• Stored rows
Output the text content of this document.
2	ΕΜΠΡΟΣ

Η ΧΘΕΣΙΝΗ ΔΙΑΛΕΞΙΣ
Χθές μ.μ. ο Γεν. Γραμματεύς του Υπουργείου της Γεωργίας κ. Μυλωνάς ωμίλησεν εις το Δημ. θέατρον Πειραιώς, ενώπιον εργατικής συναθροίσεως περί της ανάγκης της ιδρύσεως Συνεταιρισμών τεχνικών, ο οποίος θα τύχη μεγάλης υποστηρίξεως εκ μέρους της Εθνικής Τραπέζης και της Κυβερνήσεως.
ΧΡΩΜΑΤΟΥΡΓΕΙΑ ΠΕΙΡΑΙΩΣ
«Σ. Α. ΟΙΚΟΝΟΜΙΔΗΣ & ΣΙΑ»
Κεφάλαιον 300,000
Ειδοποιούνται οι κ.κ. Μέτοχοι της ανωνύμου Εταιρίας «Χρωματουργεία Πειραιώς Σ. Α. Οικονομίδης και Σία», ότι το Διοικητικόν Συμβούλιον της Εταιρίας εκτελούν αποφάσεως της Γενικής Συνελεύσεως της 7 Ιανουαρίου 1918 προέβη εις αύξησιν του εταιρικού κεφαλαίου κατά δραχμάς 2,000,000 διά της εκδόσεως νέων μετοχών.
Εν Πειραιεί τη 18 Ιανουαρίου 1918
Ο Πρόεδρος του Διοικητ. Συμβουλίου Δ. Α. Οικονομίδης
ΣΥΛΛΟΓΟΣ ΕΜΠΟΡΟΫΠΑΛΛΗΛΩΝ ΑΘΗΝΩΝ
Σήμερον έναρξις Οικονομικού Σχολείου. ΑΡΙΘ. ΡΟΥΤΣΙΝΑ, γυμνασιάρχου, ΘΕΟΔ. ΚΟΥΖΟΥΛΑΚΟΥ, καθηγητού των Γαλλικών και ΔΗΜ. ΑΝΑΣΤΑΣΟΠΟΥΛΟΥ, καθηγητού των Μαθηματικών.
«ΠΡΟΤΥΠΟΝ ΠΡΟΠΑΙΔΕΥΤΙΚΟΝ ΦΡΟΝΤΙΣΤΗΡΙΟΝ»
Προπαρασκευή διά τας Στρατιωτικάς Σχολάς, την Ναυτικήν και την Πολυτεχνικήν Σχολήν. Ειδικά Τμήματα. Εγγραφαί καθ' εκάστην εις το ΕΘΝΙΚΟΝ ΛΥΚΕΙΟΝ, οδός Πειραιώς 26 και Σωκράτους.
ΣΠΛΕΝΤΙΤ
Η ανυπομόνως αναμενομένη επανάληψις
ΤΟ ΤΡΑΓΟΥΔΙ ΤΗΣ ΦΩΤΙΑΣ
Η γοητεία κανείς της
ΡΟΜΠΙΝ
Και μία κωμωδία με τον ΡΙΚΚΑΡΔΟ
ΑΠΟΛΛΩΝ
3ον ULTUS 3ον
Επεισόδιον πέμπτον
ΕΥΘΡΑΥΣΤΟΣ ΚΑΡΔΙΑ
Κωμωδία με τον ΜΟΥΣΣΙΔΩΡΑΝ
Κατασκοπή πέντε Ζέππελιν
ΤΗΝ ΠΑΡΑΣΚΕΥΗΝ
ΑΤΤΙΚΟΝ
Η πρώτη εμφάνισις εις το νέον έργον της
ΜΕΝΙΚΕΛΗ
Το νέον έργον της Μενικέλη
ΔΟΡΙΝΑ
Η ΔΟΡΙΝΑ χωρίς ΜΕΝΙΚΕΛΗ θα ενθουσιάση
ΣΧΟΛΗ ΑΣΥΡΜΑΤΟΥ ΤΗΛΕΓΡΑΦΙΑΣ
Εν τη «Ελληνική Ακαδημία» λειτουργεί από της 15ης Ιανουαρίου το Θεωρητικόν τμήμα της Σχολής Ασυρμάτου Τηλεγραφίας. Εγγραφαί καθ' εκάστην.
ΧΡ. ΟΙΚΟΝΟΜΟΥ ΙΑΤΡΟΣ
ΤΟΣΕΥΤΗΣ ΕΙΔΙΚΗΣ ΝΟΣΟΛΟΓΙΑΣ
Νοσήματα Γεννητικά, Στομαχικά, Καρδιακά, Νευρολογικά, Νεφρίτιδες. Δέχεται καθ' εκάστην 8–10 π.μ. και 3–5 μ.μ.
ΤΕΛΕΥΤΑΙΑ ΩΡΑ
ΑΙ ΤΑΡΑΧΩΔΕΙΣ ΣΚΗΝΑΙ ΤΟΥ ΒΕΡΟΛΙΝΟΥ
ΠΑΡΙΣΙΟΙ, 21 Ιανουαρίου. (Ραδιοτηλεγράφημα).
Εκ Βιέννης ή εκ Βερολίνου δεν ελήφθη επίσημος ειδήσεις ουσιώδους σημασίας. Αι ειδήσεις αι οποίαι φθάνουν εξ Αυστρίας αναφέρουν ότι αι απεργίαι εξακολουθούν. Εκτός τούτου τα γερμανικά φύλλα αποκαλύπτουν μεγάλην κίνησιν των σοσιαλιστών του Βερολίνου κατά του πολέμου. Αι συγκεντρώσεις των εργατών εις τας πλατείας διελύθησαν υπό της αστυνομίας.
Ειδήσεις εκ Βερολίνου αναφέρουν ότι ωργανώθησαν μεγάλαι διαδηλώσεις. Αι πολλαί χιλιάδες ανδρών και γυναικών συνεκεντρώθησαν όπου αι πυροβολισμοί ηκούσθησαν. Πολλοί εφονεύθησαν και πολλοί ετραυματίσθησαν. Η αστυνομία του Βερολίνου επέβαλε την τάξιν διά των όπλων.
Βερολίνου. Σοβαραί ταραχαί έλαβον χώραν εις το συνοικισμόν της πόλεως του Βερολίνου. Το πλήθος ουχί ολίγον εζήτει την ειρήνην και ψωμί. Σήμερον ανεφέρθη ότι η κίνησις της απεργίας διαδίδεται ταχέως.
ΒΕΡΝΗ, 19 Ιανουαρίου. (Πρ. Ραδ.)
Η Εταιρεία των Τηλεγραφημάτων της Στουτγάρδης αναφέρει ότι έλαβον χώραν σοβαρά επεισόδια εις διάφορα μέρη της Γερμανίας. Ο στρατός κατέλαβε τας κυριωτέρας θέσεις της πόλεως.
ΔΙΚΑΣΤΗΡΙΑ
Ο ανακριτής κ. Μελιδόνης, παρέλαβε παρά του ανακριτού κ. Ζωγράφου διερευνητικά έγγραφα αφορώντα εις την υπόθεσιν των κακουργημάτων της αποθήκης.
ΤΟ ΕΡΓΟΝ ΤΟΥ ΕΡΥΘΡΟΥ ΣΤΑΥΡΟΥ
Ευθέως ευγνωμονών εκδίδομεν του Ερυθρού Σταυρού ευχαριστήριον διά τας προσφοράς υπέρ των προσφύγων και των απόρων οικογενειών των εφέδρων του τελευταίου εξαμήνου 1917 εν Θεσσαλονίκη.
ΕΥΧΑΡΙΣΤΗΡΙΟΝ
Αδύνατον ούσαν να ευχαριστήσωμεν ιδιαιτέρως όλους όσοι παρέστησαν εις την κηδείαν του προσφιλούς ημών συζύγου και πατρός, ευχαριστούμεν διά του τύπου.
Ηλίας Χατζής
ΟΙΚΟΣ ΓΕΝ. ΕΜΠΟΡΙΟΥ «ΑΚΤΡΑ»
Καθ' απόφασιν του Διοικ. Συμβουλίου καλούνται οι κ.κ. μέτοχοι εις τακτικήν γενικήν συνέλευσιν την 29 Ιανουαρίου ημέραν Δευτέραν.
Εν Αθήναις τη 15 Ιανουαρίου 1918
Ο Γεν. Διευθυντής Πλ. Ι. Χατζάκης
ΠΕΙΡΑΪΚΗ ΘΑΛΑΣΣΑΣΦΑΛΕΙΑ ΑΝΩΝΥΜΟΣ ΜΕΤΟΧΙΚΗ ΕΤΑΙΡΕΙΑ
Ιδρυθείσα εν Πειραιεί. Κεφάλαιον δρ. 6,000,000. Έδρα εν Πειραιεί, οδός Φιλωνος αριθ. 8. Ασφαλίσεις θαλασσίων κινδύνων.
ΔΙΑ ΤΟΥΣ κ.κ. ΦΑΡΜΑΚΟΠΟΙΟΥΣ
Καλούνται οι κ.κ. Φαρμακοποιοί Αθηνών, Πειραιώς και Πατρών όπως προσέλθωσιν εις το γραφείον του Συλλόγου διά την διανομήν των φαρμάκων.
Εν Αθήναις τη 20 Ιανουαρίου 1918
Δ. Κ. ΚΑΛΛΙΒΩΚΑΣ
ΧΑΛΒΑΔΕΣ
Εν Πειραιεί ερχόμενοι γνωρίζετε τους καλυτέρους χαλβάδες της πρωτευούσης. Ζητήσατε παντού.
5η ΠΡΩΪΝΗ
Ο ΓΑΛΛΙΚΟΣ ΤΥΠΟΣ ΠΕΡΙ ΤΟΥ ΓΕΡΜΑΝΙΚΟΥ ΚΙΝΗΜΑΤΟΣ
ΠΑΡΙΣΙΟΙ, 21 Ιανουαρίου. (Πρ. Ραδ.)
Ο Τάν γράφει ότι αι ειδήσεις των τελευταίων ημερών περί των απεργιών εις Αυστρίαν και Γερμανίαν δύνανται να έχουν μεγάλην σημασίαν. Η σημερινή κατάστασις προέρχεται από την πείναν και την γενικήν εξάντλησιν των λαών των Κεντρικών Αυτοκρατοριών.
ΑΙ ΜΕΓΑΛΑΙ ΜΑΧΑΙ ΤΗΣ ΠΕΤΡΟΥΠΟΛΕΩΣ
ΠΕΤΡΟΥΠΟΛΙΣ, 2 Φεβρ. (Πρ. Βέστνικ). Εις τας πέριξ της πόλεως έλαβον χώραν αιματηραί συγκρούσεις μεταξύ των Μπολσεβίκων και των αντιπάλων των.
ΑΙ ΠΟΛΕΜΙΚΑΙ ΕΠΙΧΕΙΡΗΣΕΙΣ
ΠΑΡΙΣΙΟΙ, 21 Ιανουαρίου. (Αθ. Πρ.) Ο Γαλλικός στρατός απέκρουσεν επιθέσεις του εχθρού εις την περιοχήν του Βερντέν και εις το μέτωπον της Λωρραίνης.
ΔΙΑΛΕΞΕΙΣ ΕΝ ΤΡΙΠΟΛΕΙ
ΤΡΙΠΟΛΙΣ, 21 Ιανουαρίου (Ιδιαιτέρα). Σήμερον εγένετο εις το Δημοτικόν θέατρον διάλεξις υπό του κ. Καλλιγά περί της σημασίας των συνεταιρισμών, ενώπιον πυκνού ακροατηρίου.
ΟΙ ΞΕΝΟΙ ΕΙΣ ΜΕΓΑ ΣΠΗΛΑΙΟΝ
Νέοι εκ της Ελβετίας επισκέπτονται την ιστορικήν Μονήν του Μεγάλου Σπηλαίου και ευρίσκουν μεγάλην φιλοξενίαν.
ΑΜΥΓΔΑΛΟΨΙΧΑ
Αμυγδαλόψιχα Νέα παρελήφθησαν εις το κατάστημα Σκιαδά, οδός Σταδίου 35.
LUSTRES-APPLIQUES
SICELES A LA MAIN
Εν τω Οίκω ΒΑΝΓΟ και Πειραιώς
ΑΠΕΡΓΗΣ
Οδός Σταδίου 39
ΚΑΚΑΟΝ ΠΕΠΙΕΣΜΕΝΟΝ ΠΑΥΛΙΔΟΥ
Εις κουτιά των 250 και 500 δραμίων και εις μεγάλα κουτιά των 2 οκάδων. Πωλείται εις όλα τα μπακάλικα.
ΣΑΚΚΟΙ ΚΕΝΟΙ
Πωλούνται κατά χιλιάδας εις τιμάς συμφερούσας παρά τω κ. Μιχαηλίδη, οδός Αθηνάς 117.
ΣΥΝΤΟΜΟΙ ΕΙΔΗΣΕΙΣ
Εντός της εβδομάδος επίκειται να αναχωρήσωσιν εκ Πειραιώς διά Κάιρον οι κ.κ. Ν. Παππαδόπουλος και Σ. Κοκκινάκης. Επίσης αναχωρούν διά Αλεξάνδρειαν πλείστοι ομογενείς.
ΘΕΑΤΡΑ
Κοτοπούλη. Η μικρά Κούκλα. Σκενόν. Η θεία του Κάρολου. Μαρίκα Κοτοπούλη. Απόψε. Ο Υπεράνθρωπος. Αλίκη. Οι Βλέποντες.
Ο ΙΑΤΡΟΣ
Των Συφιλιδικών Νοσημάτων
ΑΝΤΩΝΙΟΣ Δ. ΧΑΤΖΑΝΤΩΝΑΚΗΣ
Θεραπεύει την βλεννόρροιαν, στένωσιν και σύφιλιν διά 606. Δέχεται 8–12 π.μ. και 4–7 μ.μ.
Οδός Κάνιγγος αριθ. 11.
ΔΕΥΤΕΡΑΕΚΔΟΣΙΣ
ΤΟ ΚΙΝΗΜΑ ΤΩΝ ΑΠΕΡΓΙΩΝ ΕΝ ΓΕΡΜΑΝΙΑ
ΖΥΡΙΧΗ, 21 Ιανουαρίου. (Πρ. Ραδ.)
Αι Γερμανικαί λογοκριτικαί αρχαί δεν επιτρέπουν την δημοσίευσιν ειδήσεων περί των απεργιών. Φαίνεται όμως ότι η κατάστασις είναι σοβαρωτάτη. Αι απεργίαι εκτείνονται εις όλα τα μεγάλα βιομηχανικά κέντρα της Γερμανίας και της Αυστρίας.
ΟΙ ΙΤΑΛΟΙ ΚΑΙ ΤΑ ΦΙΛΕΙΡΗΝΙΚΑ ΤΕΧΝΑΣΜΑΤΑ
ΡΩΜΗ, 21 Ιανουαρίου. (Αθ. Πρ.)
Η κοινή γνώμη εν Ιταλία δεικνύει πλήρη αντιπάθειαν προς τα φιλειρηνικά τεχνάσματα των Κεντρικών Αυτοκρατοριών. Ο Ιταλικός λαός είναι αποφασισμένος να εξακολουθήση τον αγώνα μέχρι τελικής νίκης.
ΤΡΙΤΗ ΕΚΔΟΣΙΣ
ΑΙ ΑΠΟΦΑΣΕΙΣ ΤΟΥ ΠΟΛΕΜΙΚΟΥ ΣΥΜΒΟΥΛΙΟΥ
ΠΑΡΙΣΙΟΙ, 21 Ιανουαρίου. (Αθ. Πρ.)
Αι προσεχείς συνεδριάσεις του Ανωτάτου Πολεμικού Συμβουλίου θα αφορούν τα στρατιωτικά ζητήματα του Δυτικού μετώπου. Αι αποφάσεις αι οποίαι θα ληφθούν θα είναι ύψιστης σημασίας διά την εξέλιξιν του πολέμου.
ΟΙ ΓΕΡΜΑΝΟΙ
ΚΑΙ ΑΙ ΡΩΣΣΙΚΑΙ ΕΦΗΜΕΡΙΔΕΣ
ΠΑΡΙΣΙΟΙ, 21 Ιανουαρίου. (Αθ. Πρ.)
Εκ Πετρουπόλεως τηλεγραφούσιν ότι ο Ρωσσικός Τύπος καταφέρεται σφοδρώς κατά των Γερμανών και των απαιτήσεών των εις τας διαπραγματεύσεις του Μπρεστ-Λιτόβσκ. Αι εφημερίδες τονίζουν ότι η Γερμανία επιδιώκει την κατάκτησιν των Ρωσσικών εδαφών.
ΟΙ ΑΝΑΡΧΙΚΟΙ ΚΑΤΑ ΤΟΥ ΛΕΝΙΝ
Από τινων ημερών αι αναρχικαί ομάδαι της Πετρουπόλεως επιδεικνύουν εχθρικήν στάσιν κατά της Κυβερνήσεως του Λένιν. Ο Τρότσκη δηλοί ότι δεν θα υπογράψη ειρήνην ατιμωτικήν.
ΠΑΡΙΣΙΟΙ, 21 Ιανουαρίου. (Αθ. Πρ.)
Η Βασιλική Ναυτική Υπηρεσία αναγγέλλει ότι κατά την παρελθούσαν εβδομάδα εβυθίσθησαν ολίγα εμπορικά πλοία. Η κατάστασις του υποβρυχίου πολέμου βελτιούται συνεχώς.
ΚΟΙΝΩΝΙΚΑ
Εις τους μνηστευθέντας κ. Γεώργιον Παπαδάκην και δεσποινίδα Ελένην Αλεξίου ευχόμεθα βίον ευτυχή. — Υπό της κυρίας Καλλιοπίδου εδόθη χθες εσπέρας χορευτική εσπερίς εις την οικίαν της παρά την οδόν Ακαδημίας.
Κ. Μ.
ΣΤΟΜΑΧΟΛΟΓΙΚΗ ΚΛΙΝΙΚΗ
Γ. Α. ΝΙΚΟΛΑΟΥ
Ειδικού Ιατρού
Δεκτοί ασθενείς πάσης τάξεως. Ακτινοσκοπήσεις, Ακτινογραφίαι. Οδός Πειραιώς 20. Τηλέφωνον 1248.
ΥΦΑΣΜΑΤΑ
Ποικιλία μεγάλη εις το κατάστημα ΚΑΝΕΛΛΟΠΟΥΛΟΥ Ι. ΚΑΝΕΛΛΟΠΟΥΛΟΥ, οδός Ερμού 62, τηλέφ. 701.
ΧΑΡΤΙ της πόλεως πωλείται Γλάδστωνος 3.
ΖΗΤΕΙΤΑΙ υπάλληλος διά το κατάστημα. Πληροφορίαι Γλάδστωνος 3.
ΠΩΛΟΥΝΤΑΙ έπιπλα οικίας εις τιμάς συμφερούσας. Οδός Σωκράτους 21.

• Stated problem
Using the records above, pull out each line where the word "Αθήναις" occurs.

• Complete answer
Εν Αθήναις τη 15 Ιανουαρίου 1918
Εν Αθήναις τη 20 Ιανουαρίου 1918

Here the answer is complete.